▸ REQUIRED WORK
Copy every record word for word.

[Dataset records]
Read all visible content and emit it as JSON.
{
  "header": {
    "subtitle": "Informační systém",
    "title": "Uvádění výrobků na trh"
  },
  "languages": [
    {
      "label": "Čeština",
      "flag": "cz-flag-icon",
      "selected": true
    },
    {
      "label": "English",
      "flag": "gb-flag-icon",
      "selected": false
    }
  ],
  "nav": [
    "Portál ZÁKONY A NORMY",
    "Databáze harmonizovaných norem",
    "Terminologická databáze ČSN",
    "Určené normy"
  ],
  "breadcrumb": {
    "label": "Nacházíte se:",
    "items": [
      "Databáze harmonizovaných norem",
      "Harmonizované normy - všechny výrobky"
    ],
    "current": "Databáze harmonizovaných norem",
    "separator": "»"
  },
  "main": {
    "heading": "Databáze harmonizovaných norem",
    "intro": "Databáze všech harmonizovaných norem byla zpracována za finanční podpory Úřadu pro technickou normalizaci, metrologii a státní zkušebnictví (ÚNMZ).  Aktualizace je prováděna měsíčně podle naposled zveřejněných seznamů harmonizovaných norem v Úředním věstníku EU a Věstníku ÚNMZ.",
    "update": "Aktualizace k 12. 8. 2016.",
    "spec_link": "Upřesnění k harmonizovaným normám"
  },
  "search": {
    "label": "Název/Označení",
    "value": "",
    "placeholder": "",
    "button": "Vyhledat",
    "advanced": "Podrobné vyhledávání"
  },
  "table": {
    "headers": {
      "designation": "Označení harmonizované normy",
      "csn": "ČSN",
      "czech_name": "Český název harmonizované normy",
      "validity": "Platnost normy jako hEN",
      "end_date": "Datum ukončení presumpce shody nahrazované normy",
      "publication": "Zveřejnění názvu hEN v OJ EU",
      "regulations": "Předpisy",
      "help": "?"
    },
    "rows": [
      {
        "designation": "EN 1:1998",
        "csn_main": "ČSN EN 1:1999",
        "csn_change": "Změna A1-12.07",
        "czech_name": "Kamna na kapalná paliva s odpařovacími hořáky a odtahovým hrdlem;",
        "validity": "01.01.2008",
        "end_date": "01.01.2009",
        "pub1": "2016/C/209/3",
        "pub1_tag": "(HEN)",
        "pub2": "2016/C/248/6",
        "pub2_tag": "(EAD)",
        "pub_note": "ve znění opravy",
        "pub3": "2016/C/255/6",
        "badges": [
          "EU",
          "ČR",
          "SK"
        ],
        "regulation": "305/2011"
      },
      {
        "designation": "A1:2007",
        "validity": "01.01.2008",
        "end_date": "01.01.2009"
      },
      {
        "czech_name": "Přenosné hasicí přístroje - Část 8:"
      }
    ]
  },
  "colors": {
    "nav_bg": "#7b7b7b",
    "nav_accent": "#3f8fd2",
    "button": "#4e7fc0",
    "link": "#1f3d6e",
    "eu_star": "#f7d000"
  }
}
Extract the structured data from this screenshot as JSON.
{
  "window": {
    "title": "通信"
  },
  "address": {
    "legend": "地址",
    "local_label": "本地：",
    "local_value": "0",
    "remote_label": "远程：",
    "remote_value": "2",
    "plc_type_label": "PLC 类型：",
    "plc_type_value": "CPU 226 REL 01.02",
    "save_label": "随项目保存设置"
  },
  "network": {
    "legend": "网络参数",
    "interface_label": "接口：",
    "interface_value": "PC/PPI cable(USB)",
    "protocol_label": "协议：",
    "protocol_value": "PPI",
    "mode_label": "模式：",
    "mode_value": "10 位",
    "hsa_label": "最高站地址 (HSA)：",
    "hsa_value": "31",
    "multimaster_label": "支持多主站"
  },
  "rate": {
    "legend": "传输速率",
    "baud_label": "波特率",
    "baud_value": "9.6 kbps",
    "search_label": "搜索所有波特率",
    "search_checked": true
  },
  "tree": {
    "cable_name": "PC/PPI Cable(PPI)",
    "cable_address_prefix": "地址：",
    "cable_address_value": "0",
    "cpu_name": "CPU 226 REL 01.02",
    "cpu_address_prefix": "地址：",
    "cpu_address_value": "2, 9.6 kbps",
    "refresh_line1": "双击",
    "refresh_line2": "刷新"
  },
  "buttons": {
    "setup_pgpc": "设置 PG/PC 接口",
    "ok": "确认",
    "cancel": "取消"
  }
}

▸ TASK RESPONSE
Read all visible content and emit it as JSON.
{
  "header": {
    "subtitle": "Informační systém",
    "title": "Uvádění výrobků na trh"
  },
  "languages": [
    {
      "label": "Čeština",
      "flag": "cz-flag-icon",
      "selected": true
    },
    {
      "label": "English",
      "flag": "gb-flag-icon",
      "selected": false
    }
  ],
  "nav": [
    "Portál ZÁKONY A NORMY",
    "Databáze harmonizovaných norem",
    "Terminologická databáze ČSN",
    "Určené normy"
  ],
  "breadcrumb": {
    "label": "Nacházíte se:",
    "items": [
      "Databáze harmonizovaných norem",
      "Harmonizované normy - všechny výrobky"
    ],
    "current": "Databáze harmonizovaných norem",
    "separator": "»"
  },
  "main": {
    "heading": "Databáze harmonizovaných norem",
    "intro": "Databáze všech harmonizovaných norem byla zpracována za finanční podpory Úřadu pro technickou normalizaci, metrologii a státní zkušebnictví (ÚNMZ).  Aktualizace je prováděna měsíčně podle naposled zveřejněných seznamů harmonizovaných norem v Úředním věstníku EU a Věstníku ÚNMZ.",
    "update": "Aktualizace k 12. 8. 2016.",
    "spec_link": "Upřesnění k harmonizovaným normám"
  },
  "search": {
    "label": "Název/Označení",
    "value": "",
    "placeholder": "",
    "button": "Vyhledat",
    "advanced": "Podrobné vyhledávání"
  },
  "table": {
    "headers": {
      "designation": "Označení harmonizované normy",
      "csn": "ČSN",
      "czech_name": "Český název harmonizované normy",
      "validity": "Platnost normy jako hEN",
      "end_date": "Datum ukončení presumpce shody nahrazované normy",
      "publication": "Zveřejnění názvu hEN v OJ EU",
      "regulations": "Předpisy",
      "help": "?"
    },
    "rows": [
      {
        "designation": "EN 1:1998",
        "csn_main": "ČSN EN 1:1999",
        "csn_change": "Změna A1-12.07",
        "czech_name": "Kamna na kapalná paliva s odpařovacími hořáky a odtahovým hrdlem;",
        "validity": "01.01.2008",
        "end_date": "01.01.2009",
        "pub1": "2016/C/209/3",
        "pub1_tag": "(HEN)",
        "pub2": "2016/C/248/6",
        "pub2_tag": "(EAD)",
        "pub_note": "ve znění opravy",
        "pub3": "2016/C/255/6",
        "badges": [
          "EU",
          "ČR",
          "SK"
        ],
        "regulation": "305/2011"
      },
      {
        "designation": "A1:2007",
        "validity": "01.01.2008",
        "end_date": "01.01.2009"
      },
      {
        "czech_name": "Přenosné hasicí přístroje - Část 8:"
      }
    ]
  },
  "colors": {
    "nav_bg": "#7b7b7b",
    "nav_accent": "#3f8fd2",
    "button": "#4e7fc0",
    "link": "#1f3d6e",
    "eu_star": "#f7d000"
  }
}
Extract the structured data from this screenshot as JSON.
{
  "window": {
    "title": "通信"
  },
  "address": {
    "legend": "地址",
    "local_label": "本地：",
    "local_value": "0",
    "remote_label": "远程：",
    "remote_value": "2",
    "plc_type_label": "PLC 类型：",
    "plc_type_value": "CPU 226 REL 01.02",
    "save_label": "随项目保存设置"
  },
  "network": {
    "legend": "网络参数",
    "interface_label": "接口：",
    "interface_value": "PC/PPI cable(USB)",
    "protocol_label": "协议：",
    "protocol_value": "PPI",
    "mode_label": "模式：",
    "mode_value": "10 位",
    "hsa_label": "最高站地址 (HSA)：",
    "hsa_value": "31",
    "multimaster_label": "支持多主站"
  },
  "rate": {
    "legend": "传输速率",
    "baud_label": "波特率",
    "baud_value": "9.6 kbps",
    "search_label": "搜索所有波特率",
    "search_checked": true
  },
  "tree": {
    "cable_name": "PC/PPI Cable(PPI)",
    "cable_address_prefix": "地址：",
    "cable_address_value": "0",
    "cpu_name": "CPU 226 REL 01.02",
    "cpu_address_prefix": "地址：",
    "cpu_address_value": "2, 9.6 kbps",
    "refresh_line1": "双击",
    "refresh_line2": "刷新"
  },
  "buttons": {
    "setup_pgpc": "设置 PG/PC 接口",
    "ok": "确认",
    "cancel": "取消"
  }
}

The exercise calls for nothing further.